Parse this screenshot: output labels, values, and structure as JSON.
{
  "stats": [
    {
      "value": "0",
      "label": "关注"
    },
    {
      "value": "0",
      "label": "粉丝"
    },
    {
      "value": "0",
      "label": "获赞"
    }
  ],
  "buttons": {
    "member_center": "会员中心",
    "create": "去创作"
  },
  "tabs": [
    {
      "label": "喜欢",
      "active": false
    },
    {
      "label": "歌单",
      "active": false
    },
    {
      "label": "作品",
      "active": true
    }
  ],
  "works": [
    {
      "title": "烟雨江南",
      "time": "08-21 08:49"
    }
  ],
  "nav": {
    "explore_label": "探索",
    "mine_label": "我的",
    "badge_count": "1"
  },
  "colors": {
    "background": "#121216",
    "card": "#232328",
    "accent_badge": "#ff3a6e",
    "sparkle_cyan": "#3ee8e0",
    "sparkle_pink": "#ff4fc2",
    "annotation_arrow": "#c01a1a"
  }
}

--------------------

== Do this ==
Give all the entries again exactly; leave none out.

== Response to this exercise ==
Parse this screenshot: output labels, values, and structure as JSON.
{
  "stats": [
    {
      "value": "0",
      "label": "关注"
    },
    {
      "value": "0",
      "label": "粉丝"
    },
    {
      "value": "0",
      "label": "获赞"
    }
  ],
  "buttons": {
    "member_center": "会员中心",
    "create": "去创作"
  },
  "tabs": [
    {
      "label": "喜欢",
      "active": false
    },
    {
      "label": "歌单",
      "active": false
    },
    {
      "label": "作品",
      "active": true
    }
  ],
  "works": [
    {
      "title": "烟雨江南",
      "time": "08-21 08:49"
    }
  ],
  "nav": {
    "explore_label": "探索",
    "mine_label": "我的",
    "badge_count": "1"
  },
  "colors": {
    "background": "#121216",
    "card": "#232328",
    "accent_badge": "#ff3a6e",
    "sparkle_cyan": "#3ee8e0",
    "sparkle_pink": "#ff4fc2",
    "annotation_arrow": "#c01a1a"
  }
}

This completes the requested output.